■ EXERCISE REQUIREMENTS:
Type out every line below exactly as it reads.

(Dataset rows)
★ ★ ★ ★

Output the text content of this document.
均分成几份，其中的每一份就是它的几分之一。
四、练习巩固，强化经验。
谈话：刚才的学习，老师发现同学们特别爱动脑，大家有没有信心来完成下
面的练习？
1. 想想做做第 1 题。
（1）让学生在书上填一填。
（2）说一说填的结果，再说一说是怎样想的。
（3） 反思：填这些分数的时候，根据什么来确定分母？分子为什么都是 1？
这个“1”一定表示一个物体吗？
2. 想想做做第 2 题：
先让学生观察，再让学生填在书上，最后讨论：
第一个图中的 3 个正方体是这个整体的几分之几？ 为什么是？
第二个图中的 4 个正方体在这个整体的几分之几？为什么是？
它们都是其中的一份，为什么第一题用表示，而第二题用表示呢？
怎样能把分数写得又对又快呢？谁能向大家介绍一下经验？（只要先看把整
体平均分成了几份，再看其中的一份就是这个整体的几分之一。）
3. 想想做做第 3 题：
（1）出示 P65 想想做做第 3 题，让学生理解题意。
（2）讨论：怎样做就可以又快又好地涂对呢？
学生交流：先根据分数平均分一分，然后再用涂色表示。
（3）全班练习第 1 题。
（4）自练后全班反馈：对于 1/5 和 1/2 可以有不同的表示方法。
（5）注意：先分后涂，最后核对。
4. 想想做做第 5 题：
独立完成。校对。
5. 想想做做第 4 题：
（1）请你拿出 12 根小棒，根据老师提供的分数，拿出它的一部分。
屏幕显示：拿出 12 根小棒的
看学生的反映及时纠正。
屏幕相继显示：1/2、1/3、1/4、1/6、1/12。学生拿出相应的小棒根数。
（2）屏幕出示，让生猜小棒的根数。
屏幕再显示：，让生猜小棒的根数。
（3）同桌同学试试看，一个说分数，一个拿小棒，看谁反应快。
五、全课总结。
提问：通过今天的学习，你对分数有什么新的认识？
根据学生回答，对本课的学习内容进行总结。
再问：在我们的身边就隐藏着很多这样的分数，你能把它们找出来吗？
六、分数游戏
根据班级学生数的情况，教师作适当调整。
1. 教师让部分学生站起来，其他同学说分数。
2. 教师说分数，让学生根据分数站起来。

★ ★ ★ ★

■ OUTPUT BELOW:
Output the text content of this document.
均分成几份，其中的每一份就是它的几分之一。
四、练习巩固，强化经验。
谈话：刚才的学习，老师发现同学们特别爱动脑，大家有没有信心来完成下
面的练习？
1. 想想做做第 1 题。
（1）让学生在书上填一填。
（2）说一说填的结果，再说一说是怎样想的。
（3） 反思：填这些分数的时候，根据什么来确定分母？分子为什么都是 1？
这个“1”一定表示一个物体吗？
2. 想想做做第 2 题：
先让学生观察，再让学生填在书上，最后讨论：
第一个图中的 3 个正方体是这个整体的几分之几？ 为什么是？
第二个图中的 4 个正方体在这个整体的几分之几？为什么是？
它们都是其中的一份，为什么第一题用表示，而第二题用表示呢？
怎样能把分数写得又对又快呢？谁能向大家介绍一下经验？（只要先看把整
体平均分成了几份，再看其中的一份就是这个整体的几分之一。）
3. 想想做做第 3 题：
（1）出示 P65 想想做做第 3 题，让学生理解题意。
（2）讨论：怎样做就可以又快又好地涂对呢？
学生交流：先根据分数平均分一分，然后再用涂色表示。
（3）全班练习第 1 题。
（4）自练后全班反馈：对于 1/5 和 1/2 可以有不同的表示方法。
（5）注意：先分后涂，最后核对。
4. 想想做做第 5 题：
独立完成。校对。
5. 想想做做第 4 题：
（1）请你拿出 12 根小棒，根据老师提供的分数，拿出它的一部分。
屏幕显示：拿出 12 根小棒的
看学生的反映及时纠正。
屏幕相继显示：1/2、1/3、1/4、1/6、1/12。学生拿出相应的小棒根数。
（2）屏幕出示，让生猜小棒的根数。
屏幕再显示：，让生猜小棒的根数。
（3）同桌同学试试看，一个说分数，一个拿小棒，看谁反应快。
五、全课总结。
提问：通过今天的学习，你对分数有什么新的认识？
根据学生回答，对本课的学习内容进行总结。
再问：在我们的身边就隐藏着很多这样的分数，你能把它们找出来吗？
六、分数游戏
根据班级学生数的情况，教师作适当调整。
1. 教师让部分学生站起来，其他同学说分数。
2. 教师说分数，让学生根据分数站起来。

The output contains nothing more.